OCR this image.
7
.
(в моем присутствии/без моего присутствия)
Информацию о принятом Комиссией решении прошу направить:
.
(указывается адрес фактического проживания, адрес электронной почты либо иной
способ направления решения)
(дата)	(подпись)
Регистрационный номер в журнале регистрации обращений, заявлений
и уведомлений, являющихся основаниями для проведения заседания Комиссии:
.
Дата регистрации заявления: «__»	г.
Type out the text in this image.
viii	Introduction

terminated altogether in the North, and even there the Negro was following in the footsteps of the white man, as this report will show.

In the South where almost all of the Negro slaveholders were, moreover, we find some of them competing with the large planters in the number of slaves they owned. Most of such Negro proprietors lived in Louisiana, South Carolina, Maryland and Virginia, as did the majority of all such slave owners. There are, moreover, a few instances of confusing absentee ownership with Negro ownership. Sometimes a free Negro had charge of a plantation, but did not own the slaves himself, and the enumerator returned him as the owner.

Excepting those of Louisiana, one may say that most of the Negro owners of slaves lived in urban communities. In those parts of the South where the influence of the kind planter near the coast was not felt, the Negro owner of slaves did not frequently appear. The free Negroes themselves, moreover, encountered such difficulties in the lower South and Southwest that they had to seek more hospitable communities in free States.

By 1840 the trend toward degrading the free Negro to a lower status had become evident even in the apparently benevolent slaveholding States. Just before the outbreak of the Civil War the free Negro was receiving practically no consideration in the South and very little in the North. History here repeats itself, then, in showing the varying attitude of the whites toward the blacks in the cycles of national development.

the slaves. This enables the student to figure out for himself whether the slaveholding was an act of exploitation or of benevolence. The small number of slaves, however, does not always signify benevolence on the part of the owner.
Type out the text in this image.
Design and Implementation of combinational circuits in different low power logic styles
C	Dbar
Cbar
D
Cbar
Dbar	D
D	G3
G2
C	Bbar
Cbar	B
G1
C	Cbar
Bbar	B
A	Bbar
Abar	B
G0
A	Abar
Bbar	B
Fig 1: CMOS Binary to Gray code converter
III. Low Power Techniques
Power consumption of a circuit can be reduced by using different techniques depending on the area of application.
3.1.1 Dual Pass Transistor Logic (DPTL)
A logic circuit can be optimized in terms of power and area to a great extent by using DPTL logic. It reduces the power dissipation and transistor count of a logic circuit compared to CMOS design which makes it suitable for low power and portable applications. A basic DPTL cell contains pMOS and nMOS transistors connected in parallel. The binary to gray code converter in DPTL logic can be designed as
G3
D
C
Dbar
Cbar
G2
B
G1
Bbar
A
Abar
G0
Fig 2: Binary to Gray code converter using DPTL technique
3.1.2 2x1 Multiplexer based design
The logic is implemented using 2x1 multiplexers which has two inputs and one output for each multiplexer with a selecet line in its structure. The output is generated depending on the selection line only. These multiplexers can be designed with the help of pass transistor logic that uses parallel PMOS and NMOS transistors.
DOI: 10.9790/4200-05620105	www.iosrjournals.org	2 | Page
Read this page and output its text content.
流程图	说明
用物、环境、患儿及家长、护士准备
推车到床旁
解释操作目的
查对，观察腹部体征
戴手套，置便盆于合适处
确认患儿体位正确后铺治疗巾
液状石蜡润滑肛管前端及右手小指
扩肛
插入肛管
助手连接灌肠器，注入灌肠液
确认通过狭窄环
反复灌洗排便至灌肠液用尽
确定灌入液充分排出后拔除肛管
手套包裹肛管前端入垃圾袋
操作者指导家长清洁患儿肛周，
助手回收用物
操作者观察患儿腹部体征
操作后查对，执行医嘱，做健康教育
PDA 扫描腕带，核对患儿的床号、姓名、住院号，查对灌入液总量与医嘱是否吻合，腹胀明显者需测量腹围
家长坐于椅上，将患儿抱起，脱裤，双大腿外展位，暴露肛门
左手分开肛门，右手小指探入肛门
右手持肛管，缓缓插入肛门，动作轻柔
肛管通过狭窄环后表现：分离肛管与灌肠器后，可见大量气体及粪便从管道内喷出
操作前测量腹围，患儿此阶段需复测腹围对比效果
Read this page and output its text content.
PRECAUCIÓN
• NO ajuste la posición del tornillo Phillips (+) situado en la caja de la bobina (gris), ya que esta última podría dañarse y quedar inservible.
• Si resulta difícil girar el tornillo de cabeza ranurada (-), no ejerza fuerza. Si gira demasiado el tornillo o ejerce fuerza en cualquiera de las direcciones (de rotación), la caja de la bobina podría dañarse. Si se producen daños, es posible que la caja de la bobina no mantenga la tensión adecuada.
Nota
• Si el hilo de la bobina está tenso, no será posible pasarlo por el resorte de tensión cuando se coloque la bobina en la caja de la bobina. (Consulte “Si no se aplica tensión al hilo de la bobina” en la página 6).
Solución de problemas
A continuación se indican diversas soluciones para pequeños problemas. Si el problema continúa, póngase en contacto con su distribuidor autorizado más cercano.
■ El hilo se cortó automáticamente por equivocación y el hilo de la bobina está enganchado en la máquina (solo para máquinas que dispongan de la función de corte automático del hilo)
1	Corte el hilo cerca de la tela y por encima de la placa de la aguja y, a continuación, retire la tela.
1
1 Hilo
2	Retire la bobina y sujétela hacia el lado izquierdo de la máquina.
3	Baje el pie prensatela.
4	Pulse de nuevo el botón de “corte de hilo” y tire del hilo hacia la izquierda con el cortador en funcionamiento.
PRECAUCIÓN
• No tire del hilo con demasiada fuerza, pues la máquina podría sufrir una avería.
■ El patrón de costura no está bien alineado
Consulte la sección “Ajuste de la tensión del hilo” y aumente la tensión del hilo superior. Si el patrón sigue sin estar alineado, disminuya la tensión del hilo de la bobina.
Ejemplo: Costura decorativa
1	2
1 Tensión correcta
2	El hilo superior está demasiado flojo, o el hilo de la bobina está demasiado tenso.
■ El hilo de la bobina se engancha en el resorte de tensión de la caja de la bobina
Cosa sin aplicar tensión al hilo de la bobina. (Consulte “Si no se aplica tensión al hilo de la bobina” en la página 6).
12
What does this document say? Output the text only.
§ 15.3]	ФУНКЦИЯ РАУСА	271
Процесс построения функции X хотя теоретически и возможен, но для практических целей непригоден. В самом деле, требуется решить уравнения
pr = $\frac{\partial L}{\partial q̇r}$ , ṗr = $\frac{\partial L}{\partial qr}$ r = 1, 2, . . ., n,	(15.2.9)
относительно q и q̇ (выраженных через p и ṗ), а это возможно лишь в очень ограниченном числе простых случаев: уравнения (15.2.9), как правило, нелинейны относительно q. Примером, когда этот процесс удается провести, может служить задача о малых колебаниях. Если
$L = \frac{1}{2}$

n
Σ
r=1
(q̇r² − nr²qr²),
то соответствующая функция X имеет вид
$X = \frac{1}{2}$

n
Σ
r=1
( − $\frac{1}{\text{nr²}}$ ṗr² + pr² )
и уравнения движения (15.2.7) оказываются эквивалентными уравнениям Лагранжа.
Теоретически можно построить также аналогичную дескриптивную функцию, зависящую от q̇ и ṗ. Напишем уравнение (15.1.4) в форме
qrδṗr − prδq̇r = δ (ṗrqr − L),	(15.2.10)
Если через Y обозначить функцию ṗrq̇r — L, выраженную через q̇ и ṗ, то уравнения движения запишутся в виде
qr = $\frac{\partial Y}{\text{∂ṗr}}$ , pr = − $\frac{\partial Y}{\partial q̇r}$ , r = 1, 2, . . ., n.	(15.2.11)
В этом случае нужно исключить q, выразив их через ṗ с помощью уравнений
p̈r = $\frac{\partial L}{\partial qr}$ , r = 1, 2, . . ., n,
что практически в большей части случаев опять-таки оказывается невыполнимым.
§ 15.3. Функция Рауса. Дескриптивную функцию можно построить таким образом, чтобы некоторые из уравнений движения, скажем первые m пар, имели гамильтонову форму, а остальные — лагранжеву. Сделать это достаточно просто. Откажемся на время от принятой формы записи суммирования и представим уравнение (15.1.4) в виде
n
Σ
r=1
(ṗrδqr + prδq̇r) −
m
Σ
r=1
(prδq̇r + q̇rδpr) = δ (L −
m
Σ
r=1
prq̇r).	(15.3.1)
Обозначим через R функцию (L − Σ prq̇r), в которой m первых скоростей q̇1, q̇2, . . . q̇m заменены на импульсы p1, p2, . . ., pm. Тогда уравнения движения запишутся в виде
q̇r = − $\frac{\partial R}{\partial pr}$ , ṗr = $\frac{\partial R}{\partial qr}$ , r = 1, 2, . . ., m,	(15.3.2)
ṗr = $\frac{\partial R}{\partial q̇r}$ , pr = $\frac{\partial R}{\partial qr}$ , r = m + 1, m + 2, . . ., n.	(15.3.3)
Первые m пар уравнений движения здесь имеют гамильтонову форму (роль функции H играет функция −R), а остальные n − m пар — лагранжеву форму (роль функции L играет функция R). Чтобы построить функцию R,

--------------------

§ GOAL OF THE EXERCISE
Find all lines holding the string "функции" and copy them.

§ THE RESULT
Процесс построения функции X хотя теоретически и возможен, но для практических целей непригоден. В самом деле, требуется решить уравнения
Первые m пар уравнений движения здесь имеют гамильтонову форму (роль функции H играет функция −R), а остальные n − m пар — лагранжеву форму (роль функции L играет функция R). Чтобы построить функцию R,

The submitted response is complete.